- WHAT TO WORK ON -
Search the data for the word "JSON". Reproduce every line where it is found.

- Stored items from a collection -

* START *

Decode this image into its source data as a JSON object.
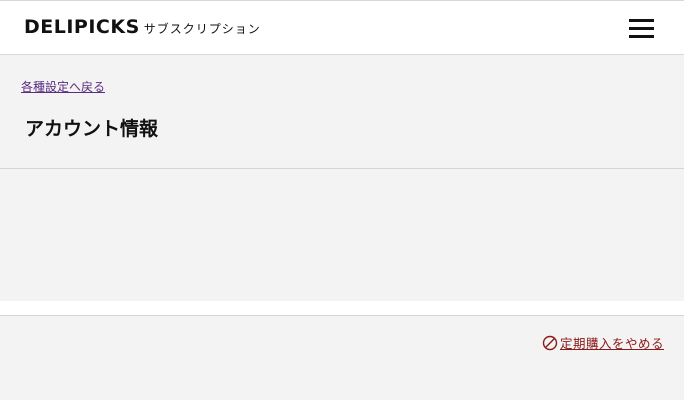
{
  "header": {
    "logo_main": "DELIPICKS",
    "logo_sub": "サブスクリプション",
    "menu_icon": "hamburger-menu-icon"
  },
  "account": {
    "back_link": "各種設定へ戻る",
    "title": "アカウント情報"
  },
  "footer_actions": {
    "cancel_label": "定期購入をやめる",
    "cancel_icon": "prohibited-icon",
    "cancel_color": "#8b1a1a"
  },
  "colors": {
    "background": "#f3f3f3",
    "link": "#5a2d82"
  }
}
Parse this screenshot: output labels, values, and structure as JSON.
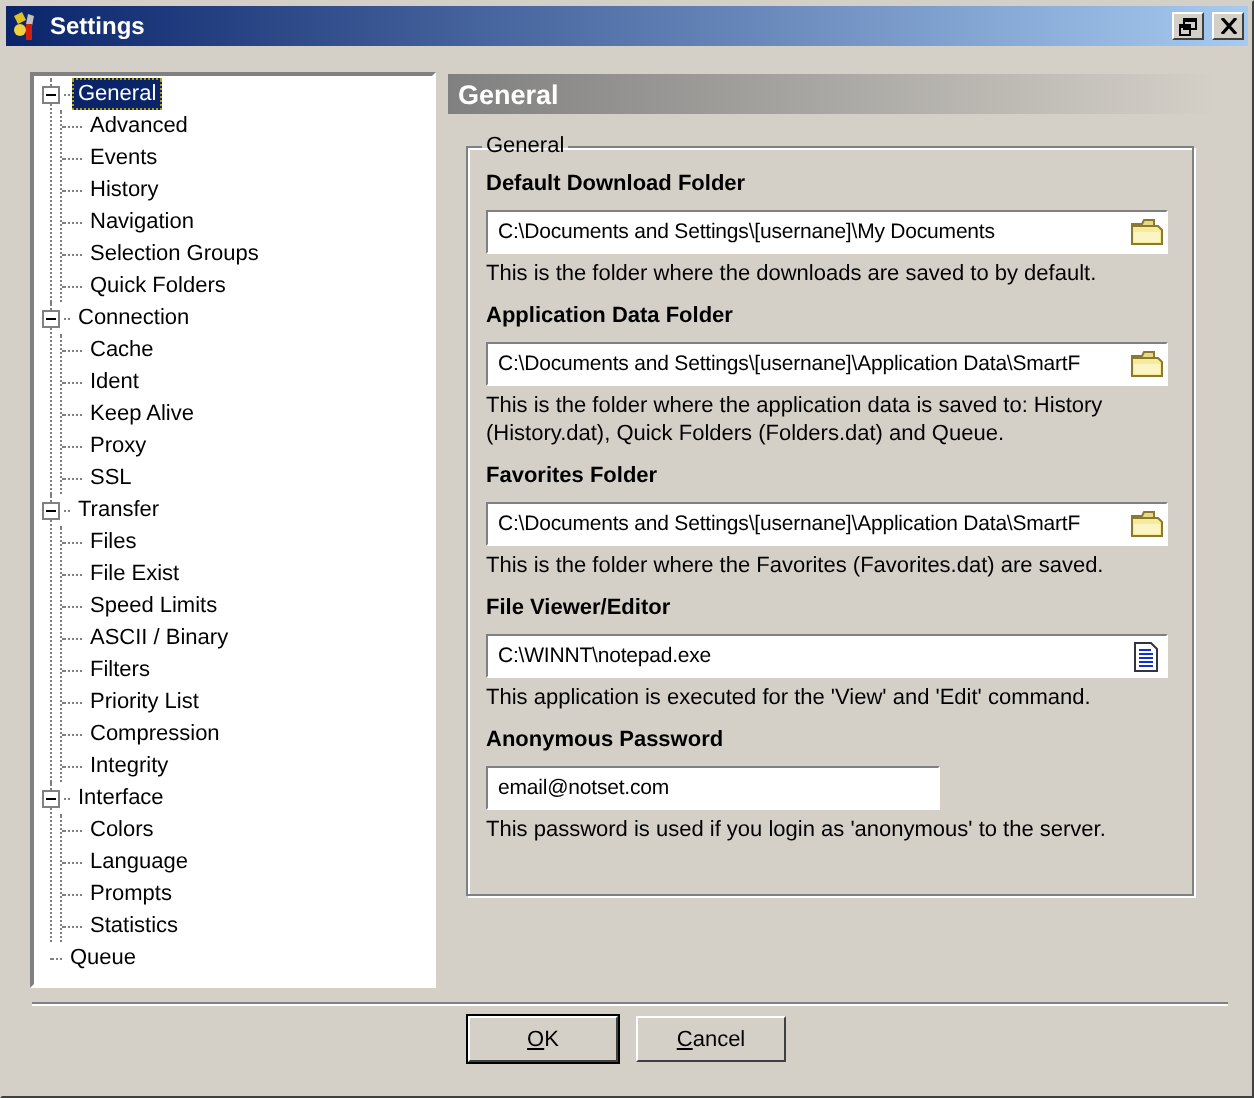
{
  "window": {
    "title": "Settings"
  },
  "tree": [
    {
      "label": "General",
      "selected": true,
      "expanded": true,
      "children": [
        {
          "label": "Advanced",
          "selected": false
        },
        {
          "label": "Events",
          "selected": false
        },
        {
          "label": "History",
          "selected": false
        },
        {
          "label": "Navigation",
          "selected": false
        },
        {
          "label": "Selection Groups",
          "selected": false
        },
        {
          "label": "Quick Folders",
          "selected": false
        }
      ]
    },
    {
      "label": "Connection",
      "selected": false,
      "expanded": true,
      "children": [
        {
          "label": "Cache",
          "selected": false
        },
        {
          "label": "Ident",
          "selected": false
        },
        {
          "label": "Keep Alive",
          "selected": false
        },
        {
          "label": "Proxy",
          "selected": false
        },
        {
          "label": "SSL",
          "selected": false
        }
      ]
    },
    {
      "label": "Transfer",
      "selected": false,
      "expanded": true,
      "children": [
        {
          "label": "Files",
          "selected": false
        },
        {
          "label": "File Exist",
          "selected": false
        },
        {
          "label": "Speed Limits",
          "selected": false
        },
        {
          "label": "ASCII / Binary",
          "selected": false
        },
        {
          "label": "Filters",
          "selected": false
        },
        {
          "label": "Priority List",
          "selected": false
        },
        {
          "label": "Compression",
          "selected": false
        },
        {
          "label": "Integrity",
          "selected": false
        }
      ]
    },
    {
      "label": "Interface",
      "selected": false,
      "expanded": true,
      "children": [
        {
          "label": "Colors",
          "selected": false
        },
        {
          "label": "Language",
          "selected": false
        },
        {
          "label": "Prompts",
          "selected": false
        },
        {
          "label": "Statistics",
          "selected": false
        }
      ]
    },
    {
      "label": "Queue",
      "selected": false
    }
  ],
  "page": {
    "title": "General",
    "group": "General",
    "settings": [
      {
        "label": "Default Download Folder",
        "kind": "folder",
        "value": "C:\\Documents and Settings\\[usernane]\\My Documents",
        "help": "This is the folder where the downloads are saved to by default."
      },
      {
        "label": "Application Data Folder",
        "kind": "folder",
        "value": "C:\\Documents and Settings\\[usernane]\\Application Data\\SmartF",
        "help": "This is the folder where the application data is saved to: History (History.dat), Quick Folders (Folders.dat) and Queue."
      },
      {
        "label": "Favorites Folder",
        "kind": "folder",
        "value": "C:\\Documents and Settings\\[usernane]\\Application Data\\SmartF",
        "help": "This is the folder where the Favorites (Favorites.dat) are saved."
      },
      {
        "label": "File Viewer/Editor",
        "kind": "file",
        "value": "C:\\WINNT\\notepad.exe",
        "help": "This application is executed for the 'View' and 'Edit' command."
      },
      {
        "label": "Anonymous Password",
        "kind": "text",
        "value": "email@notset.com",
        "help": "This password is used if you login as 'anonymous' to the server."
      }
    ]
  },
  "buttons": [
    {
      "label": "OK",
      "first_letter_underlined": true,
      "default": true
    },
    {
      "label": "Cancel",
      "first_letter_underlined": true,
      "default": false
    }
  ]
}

* END *
* START *

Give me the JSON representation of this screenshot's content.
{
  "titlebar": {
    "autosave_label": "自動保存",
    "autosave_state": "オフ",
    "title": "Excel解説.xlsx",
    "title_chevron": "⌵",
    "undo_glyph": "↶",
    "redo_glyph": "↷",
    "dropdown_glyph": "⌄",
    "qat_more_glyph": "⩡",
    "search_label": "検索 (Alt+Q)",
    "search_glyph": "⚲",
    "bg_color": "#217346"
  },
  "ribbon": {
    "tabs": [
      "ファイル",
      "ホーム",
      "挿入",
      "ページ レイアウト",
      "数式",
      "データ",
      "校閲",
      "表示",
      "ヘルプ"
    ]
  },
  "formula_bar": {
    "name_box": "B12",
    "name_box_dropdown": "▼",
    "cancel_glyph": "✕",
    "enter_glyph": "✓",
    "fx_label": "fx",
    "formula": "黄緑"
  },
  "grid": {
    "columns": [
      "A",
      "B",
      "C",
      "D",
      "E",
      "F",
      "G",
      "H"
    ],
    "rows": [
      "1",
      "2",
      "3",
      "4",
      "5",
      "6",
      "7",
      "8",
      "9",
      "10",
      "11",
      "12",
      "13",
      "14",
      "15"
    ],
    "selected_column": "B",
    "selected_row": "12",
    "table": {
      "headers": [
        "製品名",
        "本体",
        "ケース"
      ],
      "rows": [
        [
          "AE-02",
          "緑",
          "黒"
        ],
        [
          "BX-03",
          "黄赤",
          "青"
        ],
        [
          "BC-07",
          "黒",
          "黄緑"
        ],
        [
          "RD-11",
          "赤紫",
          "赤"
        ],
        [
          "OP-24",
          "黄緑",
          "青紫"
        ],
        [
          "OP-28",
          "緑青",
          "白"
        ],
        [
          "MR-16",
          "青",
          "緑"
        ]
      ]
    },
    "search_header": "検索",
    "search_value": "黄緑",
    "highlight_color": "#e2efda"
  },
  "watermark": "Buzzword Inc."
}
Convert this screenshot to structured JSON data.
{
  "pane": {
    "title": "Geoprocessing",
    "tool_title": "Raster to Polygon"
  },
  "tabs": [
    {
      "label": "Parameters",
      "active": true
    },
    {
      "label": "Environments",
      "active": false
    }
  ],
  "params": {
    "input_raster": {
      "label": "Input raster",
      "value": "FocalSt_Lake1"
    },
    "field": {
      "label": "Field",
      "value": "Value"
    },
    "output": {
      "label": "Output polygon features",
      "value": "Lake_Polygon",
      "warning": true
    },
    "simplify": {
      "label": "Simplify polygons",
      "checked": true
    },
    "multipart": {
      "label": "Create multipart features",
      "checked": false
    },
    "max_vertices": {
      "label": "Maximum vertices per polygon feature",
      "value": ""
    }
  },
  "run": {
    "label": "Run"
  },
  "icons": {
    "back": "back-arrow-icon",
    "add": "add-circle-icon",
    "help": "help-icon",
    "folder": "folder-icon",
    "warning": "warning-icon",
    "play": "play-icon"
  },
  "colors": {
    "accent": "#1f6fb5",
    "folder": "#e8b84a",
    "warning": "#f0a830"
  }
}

* END *

- OUTPUT -
Decode this image into its source data as a JSON object.
Parse this screenshot: output labels, values, and structure as JSON.
Give me the JSON representation of this screenshot's content.
Convert this screenshot to structured JSON data.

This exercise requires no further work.